_Problem statement_
Repeat each entry in full, exactly.

_Task data_
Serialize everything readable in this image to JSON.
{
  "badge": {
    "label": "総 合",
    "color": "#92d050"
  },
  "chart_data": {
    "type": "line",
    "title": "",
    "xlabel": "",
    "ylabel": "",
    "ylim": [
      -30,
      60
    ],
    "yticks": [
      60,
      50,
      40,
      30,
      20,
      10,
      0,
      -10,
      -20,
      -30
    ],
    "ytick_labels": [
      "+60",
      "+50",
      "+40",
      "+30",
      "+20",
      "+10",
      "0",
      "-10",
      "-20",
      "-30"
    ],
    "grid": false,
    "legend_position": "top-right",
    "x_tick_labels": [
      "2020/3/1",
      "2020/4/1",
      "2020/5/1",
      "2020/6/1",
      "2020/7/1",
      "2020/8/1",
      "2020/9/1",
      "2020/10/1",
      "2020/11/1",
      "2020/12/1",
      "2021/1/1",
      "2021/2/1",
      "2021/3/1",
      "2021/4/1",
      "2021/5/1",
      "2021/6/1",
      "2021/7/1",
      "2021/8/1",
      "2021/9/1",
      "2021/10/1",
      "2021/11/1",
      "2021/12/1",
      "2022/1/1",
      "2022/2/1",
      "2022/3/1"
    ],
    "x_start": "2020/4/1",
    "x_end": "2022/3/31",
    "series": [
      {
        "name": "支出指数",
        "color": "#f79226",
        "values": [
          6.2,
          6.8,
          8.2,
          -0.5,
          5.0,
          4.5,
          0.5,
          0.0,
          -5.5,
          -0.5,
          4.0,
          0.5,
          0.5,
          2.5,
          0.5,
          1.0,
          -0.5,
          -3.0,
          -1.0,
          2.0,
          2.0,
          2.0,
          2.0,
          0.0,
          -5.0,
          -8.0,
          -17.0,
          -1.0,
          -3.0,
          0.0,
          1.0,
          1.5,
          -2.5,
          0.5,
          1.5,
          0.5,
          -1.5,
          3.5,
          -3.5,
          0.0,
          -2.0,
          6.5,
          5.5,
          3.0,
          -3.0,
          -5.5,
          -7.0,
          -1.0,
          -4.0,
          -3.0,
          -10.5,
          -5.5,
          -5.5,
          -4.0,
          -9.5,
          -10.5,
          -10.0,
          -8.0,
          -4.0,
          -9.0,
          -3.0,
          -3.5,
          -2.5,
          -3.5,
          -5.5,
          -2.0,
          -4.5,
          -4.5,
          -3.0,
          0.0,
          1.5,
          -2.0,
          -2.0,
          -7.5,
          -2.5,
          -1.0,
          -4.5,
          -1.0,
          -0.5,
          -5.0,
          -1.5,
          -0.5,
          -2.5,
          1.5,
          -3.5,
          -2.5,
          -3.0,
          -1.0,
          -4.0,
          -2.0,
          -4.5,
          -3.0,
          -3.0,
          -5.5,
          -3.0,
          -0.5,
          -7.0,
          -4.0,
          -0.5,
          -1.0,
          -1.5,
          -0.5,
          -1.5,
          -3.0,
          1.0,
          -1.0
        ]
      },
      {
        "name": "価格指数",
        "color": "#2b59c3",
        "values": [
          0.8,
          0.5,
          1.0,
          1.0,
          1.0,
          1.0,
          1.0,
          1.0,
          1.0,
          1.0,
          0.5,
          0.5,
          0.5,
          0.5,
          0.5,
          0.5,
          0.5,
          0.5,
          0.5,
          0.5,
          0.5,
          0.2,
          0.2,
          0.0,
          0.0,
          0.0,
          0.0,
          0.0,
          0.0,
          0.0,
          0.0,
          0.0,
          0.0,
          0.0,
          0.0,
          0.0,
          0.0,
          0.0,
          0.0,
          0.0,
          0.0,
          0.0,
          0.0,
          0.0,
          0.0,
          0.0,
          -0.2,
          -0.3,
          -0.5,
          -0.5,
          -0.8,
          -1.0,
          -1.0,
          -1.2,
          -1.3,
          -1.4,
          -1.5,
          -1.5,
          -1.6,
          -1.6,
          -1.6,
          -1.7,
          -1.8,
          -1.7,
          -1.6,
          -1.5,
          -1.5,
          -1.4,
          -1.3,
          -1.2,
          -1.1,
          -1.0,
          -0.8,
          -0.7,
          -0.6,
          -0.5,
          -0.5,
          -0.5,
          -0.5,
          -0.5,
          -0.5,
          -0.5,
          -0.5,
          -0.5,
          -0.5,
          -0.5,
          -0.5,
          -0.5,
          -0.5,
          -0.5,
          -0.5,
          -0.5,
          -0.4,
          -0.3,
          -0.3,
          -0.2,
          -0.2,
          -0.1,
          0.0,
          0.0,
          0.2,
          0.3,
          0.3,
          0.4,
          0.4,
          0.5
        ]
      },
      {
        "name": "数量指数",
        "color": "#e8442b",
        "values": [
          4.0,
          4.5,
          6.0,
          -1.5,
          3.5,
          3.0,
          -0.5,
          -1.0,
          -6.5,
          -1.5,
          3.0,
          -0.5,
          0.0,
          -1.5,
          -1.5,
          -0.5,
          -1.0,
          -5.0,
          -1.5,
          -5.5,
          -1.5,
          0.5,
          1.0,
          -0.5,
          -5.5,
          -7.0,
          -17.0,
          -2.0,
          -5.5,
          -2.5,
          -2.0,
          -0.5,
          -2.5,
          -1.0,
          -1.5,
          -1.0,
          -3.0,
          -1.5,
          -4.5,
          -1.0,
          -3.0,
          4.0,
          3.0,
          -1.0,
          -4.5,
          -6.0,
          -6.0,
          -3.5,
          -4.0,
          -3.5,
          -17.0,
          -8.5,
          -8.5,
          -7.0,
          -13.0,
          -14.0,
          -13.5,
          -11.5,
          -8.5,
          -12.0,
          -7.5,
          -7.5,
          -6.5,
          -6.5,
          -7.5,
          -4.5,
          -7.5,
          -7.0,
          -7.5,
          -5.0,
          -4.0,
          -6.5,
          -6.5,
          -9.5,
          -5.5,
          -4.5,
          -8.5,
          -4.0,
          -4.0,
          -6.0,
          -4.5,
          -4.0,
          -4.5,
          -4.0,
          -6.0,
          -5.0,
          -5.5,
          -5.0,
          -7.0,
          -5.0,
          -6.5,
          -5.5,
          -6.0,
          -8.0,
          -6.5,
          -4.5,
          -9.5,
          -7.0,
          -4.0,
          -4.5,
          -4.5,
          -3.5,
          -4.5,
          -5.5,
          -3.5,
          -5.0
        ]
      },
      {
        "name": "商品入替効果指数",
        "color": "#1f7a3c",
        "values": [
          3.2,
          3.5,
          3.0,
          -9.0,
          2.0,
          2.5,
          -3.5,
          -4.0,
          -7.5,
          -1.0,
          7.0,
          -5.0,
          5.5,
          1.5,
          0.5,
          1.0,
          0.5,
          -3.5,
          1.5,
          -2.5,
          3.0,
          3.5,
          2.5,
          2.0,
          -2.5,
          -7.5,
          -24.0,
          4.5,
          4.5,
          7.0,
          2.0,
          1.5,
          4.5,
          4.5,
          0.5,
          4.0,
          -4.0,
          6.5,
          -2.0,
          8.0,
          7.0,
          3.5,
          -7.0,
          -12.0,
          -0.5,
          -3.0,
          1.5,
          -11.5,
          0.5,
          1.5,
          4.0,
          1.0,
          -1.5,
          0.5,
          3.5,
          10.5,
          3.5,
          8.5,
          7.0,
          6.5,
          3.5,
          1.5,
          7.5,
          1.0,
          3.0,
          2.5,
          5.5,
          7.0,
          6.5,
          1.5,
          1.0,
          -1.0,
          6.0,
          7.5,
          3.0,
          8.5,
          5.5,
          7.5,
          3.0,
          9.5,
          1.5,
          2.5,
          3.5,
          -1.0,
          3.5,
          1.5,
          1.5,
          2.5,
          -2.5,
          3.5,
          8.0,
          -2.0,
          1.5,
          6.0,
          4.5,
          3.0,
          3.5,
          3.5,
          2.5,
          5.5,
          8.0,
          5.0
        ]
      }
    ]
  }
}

_Completed task_
Serialize everything readable in this image to JSON.
{
  "badge": {
    "label": "総 合",
    "color": "#92d050"
  },
  "chart_data": {
    "type": "line",
    "title": "",
    "xlabel": "",
    "ylabel": "",
    "ylim": [
      -30,
      60
    ],
    "yticks": [
      60,
      50,
      40,
      30,
      20,
      10,
      0,
      -10,
      -20,
      -30
    ],
    "ytick_labels": [
      "+60",
      "+50",
      "+40",
      "+30",
      "+20",
      "+10",
      "0",
      "-10",
      "-20",
      "-30"
    ],
    "grid": false,
    "legend_position": "top-right",
    "x_tick_labels": [
      "2020/3/1",
      "2020/4/1",
      "2020/5/1",
      "2020/6/1",
      "2020/7/1",
      "2020/8/1",
      "2020/9/1",
      "2020/10/1",
      "2020/11/1",
      "2020/12/1",
      "2021/1/1",
      "2021/2/1",
      "2021/3/1",
      "2021/4/1",
      "2021/5/1",
      "2021/6/1",
      "2021/7/1",
      "2021/8/1",
      "2021/9/1",
      "2021/10/1",
      "2021/11/1",
      "2021/12/1",
      "2022/1/1",
      "2022/2/1",
      "2022/3/1"
    ],
    "x_start": "2020/4/1",
    "x_end": "2022/3/31",
    "series": [
      {
        "name": "支出指数",
        "color": "#f79226",
        "values": [
          6.2,
          6.8,
          8.2,
          -0.5,
          5.0,
          4.5,
          0.5,
          0.0,
          -5.5,
          -0.5,
          4.0,
          0.5,
          0.5,
          2.5,
          0.5,
          1.0,
          -0.5,
          -3.0,
          -1.0,
          2.0,
          2.0,
          2.0,
          2.0,
          0.0,
          -5.0,
          -8.0,
          -17.0,
          -1.0,
          -3.0,
          0.0,
          1.0,
          1.5,
          -2.5,
          0.5,
          1.5,
          0.5,
          -1.5,
          3.5,
          -3.5,
          0.0,
          -2.0,
          6.5,
          5.5,
          3.0,
          -3.0,
          -5.5,
          -7.0,
          -1.0,
          -4.0,
          -3.0,
          -10.5,
          -5.5,
          -5.5,
          -4.0,
          -9.5,
          -10.5,
          -10.0,
          -8.0,
          -4.0,
          -9.0,
          -3.0,
          -3.5,
          -2.5,
          -3.5,
          -5.5,
          -2.0,
          -4.5,
          -4.5,
          -3.0,
          0.0,
          1.5,
          -2.0,
          -2.0,
          -7.5,
          -2.5,
          -1.0,
          -4.5,
          -1.0,
          -0.5,
          -5.0,
          -1.5,
          -0.5,
          -2.5,
          1.5,
          -3.5,
          -2.5,
          -3.0,
          -1.0,
          -4.0,
          -2.0,
          -4.5,
          -3.0,
          -3.0,
          -5.5,
          -3.0,
          -0.5,
          -7.0,
          -4.0,
          -0.5,
          -1.0,
          -1.5,
          -0.5,
          -1.5,
          -3.0,
          1.0,
          -1.0
        ]
      },
      {
        "name": "価格指数",
        "color": "#2b59c3",
        "values": [
          0.8,
          0.5,
          1.0,
          1.0,
          1.0,
          1.0,
          1.0,
          1.0,
          1.0,
          1.0,
          0.5,
          0.5,
          0.5,
          0.5,
          0.5,
          0.5,
          0.5,
          0.5,
          0.5,
          0.5,
          0.5,
          0.2,
          0.2,
          0.0,
          0.0,
          0.0,
          0.0,
          0.0,
          0.0,
          0.0,
          0.0,
          0.0,
          0.0,
          0.0,
          0.0,
          0.0,
          0.0,
          0.0,
          0.0,
          0.0,
          0.0,
          0.0,
          0.0,
          0.0,
          0.0,
          0.0,
          -0.2,
          -0.3,
          -0.5,
          -0.5,
          -0.8,
          -1.0,
          -1.0,
          -1.2,
          -1.3,
          -1.4,
          -1.5,
          -1.5,
          -1.6,
          -1.6,
          -1.6,
          -1.7,
          -1.8,
          -1.7,
          -1.6,
          -1.5,
          -1.5,
          -1.4,
          -1.3,
          -1.2,
          -1.1,
          -1.0,
          -0.8,
          -0.7,
          -0.6,
          -0.5,
          -0.5,
          -0.5,
          -0.5,
          -0.5,
          -0.5,
          -0.5,
          -0.5,
          -0.5,
          -0.5,
          -0.5,
          -0.5,
          -0.5,
          -0.5,
          -0.5,
          -0.5,
          -0.5,
          -0.4,
          -0.3,
          -0.3,
          -0.2,
          -0.2,
          -0.1,
          0.0,
          0.0,
          0.2,
          0.3,
          0.3,
          0.4,
          0.4,
          0.5
        ]
      },
      {
        "name": "数量指数",
        "color": "#e8442b",
        "values": [
          4.0,
          4.5,
          6.0,
          -1.5,
          3.5,
          3.0,
          -0.5,
          -1.0,
          -6.5,
          -1.5,
          3.0,
          -0.5,
          0.0,
          -1.5,
          -1.5,
          -0.5,
          -1.0,
          -5.0,
          -1.5,
          -5.5,
          -1.5,
          0.5,
          1.0,
          -0.5,
          -5.5,
          -7.0,
          -17.0,
          -2.0,
          -5.5,
          -2.5,
          -2.0,
          -0.5,
          -2.5,
          -1.0,
          -1.5,
          -1.0,
          -3.0,
          -1.5,
          -4.5,
          -1.0,
          -3.0,
          4.0,
          3.0,
          -1.0,
          -4.5,
          -6.0,
          -6.0,
          -3.5,
          -4.0,
          -3.5,
          -17.0,
          -8.5,
          -8.5,
          -7.0,
          -13.0,
          -14.0,
          -13.5,
          -11.5,
          -8.5,
          -12.0,
          -7.5,
          -7.5,
          -6.5,
          -6.5,
          -7.5,
          -4.5,
          -7.5,
          -7.0,
          -7.5,
          -5.0,
          -4.0,
          -6.5,
          -6.5,
          -9.5,
          -5.5,
          -4.5,
          -8.5,
          -4.0,
          -4.0,
          -6.0,
          -4.5,
          -4.0,
          -4.5,
          -4.0,
          -6.0,
          -5.0,
          -5.5,
          -5.0,
          -7.0,
          -5.0,
          -6.5,
          -5.5,
          -6.0,
          -8.0,
          -6.5,
          -4.5,
          -9.5,
          -7.0,
          -4.0,
          -4.5,
          -4.5,
          -3.5,
          -4.5,
          -5.5,
          -3.5,
          -5.0
        ]
      },
      {
        "name": "商品入替効果指数",
        "color": "#1f7a3c",
        "values": [
          3.2,
          3.5,
          3.0,
          -9.0,
          2.0,
          2.5,
          -3.5,
          -4.0,
          -7.5,
          -1.0,
          7.0,
          -5.0,
          5.5,
          1.5,
          0.5,
          1.0,
          0.5,
          -3.5,
          1.5,
          -2.5,
          3.0,
          3.5,
          2.5,
          2.0,
          -2.5,
          -7.5,
          -24.0,
          4.5,
          4.5,
          7.0,
          2.0,
          1.5,
          4.5,
          4.5,
          0.5,
          4.0,
          -4.0,
          6.5,
          -2.0,
          8.0,
          7.0,
          3.5,
          -7.0,
          -12.0,
          -0.5,
          -3.0,
          1.5,
          -11.5,
          0.5,
          1.5,
          4.0,
          1.0,
          -1.5,
          0.5,
          3.5,
          10.5,
          3.5,
          8.5,
          7.0,
          6.5,
          3.5,
          1.5,
          7.5,
          1.0,
          3.0,
          2.5,
          5.5,
          7.0,
          6.5,
          1.5,
          1.0,
          -1.0,
          6.0,
          7.5,
          3.0,
          8.5,
          5.5,
          7.5,
          3.0,
          9.5,
          1.5,
          2.5,
          3.5,
          -1.0,
          3.5,
          1.5,
          1.5,
          2.5,
          -2.5,
          3.5,
          8.0,
          -2.0,
          1.5,
          6.0,
          4.5,
          3.0,
          3.5,
          3.5,
          2.5,
          5.5,
          8.0,
          5.0
        ]
      }
    ]
  }
}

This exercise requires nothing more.